RECORDS FOR THE TASK:

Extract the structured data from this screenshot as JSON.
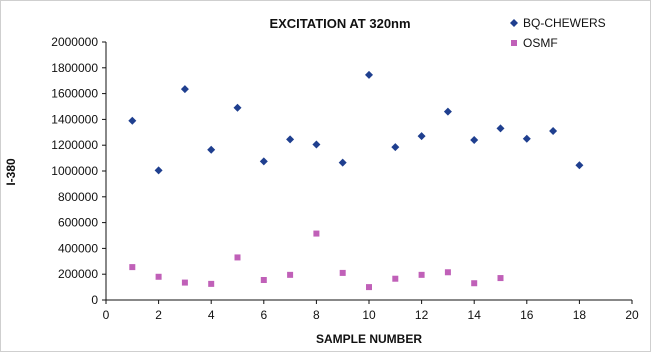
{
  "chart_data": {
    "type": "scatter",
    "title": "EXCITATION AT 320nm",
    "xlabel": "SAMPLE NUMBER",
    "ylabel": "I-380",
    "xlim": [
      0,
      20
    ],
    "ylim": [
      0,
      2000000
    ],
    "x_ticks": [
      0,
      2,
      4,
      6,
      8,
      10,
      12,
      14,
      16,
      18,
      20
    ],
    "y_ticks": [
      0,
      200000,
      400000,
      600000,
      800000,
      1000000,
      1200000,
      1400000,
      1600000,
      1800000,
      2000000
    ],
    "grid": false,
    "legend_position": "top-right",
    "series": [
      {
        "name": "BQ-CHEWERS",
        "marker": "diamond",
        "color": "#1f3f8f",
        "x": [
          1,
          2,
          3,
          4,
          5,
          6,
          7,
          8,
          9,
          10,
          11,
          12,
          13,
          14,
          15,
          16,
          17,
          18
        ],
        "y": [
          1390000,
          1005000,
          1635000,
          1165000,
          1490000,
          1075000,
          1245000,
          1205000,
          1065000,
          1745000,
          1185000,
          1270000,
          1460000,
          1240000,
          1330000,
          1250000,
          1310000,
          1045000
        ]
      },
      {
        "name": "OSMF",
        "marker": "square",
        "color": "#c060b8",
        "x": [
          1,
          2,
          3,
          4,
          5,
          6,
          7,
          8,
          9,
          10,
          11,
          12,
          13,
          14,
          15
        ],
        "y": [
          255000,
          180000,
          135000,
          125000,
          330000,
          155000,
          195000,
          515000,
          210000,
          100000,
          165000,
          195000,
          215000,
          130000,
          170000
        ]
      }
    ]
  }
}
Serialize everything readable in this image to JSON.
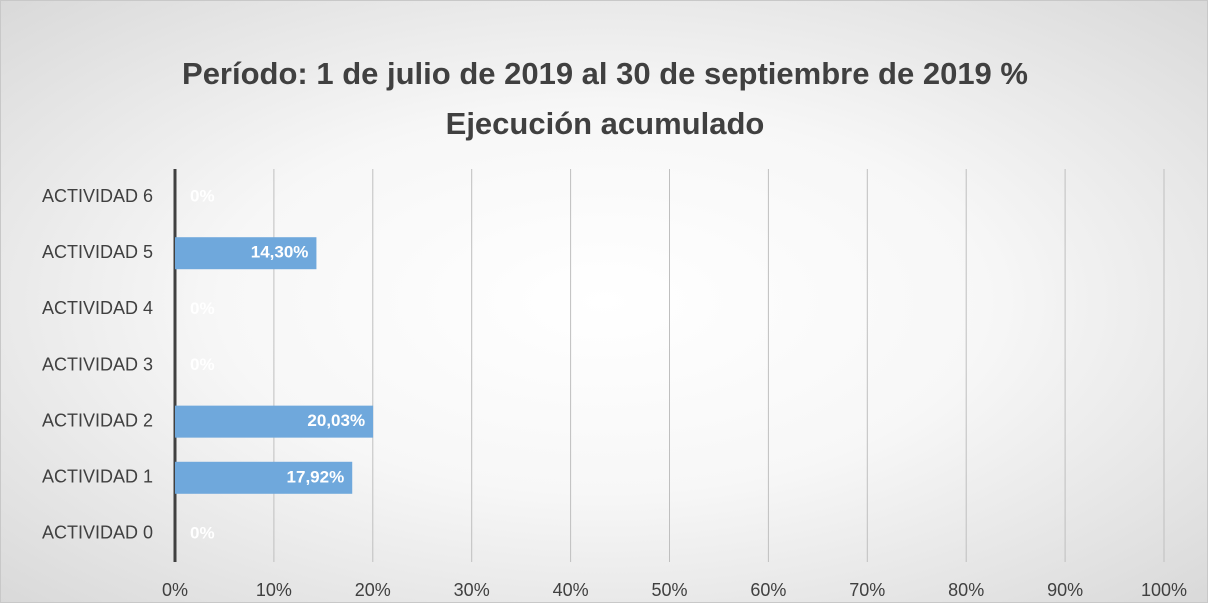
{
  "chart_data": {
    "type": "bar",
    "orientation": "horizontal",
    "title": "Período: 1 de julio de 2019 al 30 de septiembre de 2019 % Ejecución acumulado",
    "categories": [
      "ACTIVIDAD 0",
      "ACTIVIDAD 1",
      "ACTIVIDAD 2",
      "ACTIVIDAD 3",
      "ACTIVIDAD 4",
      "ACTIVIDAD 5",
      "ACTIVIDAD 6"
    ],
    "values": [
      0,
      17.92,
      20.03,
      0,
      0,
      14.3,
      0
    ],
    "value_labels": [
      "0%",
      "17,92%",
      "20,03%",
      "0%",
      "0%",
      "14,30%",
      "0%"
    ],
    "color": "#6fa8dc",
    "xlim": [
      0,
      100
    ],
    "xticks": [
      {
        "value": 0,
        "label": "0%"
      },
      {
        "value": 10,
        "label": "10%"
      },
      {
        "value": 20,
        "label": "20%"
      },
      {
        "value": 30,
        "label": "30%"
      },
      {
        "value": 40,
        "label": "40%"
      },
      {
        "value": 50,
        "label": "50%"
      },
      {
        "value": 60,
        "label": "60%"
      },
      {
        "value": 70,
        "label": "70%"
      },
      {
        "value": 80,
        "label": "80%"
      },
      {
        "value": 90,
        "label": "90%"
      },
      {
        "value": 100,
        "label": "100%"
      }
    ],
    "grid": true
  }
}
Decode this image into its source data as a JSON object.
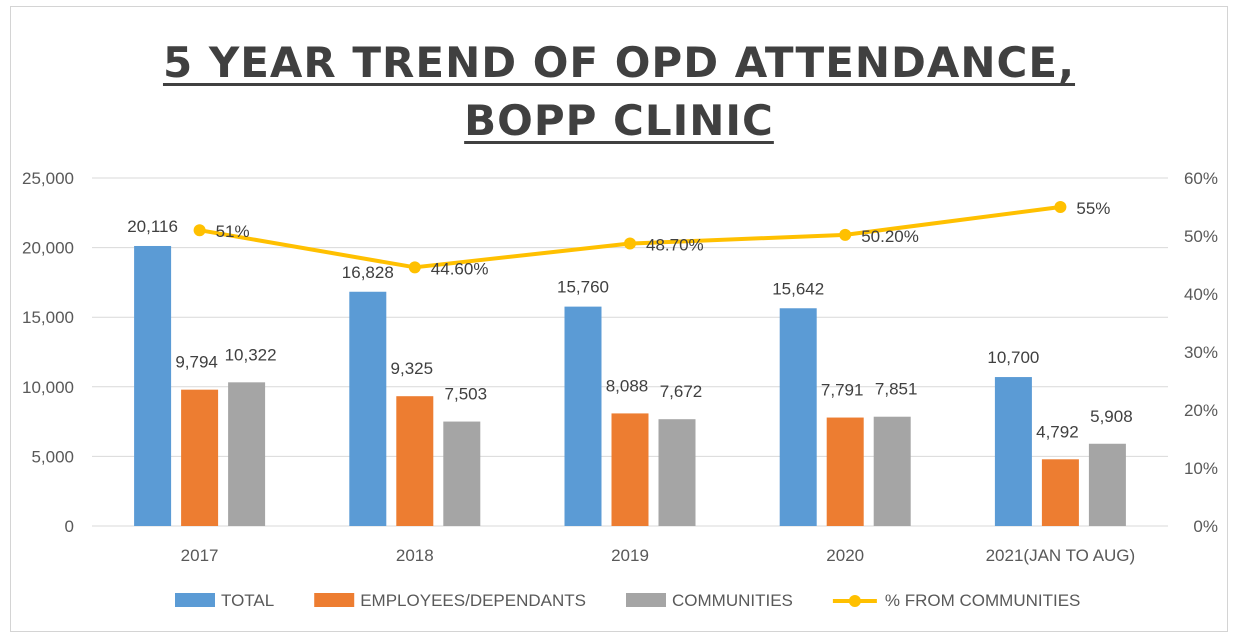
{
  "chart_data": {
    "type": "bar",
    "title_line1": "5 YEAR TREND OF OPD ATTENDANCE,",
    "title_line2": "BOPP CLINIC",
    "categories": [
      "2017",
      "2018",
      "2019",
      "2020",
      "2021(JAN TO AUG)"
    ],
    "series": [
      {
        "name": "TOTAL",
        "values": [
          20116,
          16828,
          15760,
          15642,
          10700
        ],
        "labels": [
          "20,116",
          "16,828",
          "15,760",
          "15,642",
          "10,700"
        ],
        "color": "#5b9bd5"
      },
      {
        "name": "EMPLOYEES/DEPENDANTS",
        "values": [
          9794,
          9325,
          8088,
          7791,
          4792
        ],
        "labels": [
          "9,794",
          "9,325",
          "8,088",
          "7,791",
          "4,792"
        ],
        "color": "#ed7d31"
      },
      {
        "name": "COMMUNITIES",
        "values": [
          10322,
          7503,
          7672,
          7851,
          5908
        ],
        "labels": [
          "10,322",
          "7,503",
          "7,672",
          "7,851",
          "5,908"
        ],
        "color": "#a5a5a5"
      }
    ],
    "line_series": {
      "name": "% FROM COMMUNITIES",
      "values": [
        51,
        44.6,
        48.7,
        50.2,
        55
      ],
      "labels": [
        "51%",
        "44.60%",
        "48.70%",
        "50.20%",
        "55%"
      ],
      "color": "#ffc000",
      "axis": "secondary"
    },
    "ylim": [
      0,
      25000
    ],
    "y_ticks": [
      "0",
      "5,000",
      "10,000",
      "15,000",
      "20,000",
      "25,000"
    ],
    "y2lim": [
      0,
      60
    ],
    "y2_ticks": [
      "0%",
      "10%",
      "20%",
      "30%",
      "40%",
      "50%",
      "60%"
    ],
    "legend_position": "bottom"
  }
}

EXERCISE REQUIREMENTS:
Locate the string "color" in the listing above and copy every line where it occurs.

COMPLETED EXERCISE:
        "color": "#1f3f8f",
        "color": "#c060b8",
    "color": "#6fa8dc",
        "color": "#5b9bd5"
        "color": "#ed7d31"
        "color": "#a5a5a5"
      "color": "#ffc000",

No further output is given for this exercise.